The exercise. Every record should be repeated exactly, except that pictures are left out.

Stored entries.
◆ ◆ ◆ ◆ ◆ ◆ ◆

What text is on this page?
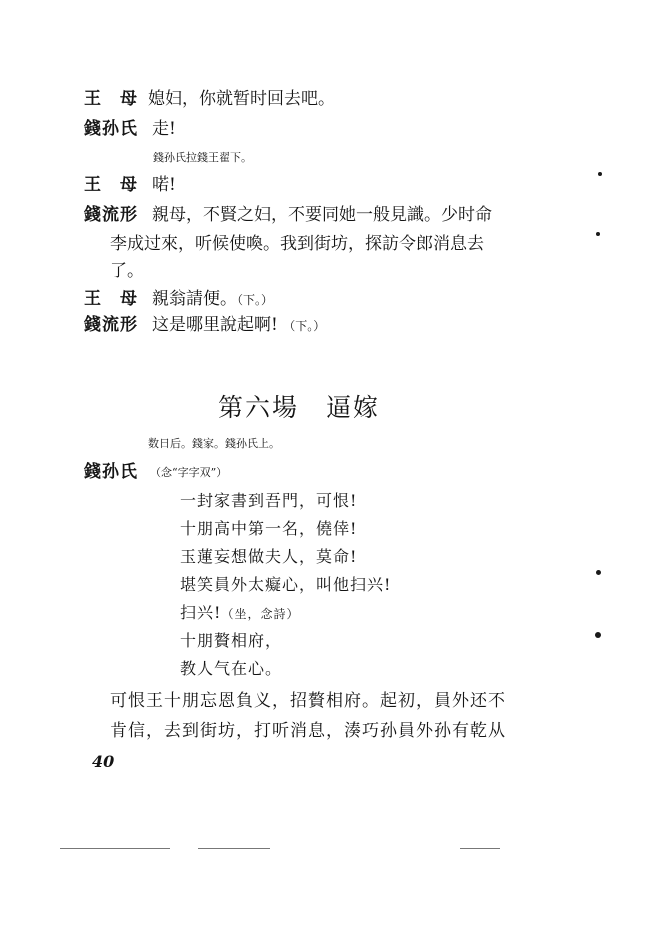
王　母 媳妇，你就暂时回去吧。
錢孙氏 走!
錢孙氏拉錢王翟下。
王　母 喏!
錢流形 親母，不賢之妇，不要同她一般見識。少时命
李成过來，听候使喚。我到街坊，探訪令郎消息去
了。
王　母 親翁請便。（下。）
錢流形 这是哪里說起啊! （下。）
第六場　逼嫁
数日后。錢家。錢孙氏上。
錢孙氏 （念“字字双”）
一封家書到吾門，可恨!
十朋高中第一名，僥倖!
玉蓮妄想做夫人，莫命!
堪笑員外太癡心，叫他扫兴!
扫兴!（坐，念詩）
十朋贅相府，
教人气在心。
可恨王十朋忘恩負义，招贅相府。起初，員外还不
肯信，去到街坊，打听消息，湊巧孙員外孙有乾从
40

◆ ◆ ◆ ◆ ◆ ◆ ◆

The reply.
What text is on this page?
王　母 媳妇，你就暂时回去吧。
錢孙氏 走!
錢孙氏拉錢王翟下。
王　母 喏!
錢流形 親母，不賢之妇，不要同她一般見識。少时命
李成过來，听候使喚。我到街坊，探訪令郎消息去
了。
王　母 親翁請便。（下。）
錢流形 这是哪里說起啊! （下。）
第六場　逼嫁
数日后。錢家。錢孙氏上。
錢孙氏 （念“字字双”）
一封家書到吾門，可恨!
十朋高中第一名，僥倖!
玉蓮妄想做夫人，莫命!
堪笑員外太癡心，叫他扫兴!
扫兴!（坐，念詩）
十朋贅相府，
教人气在心。
可恨王十朋忘恩負义，招贅相府。起初，員外还不
肯信，去到街坊，打听消息，湊巧孙員外孙有乾从
40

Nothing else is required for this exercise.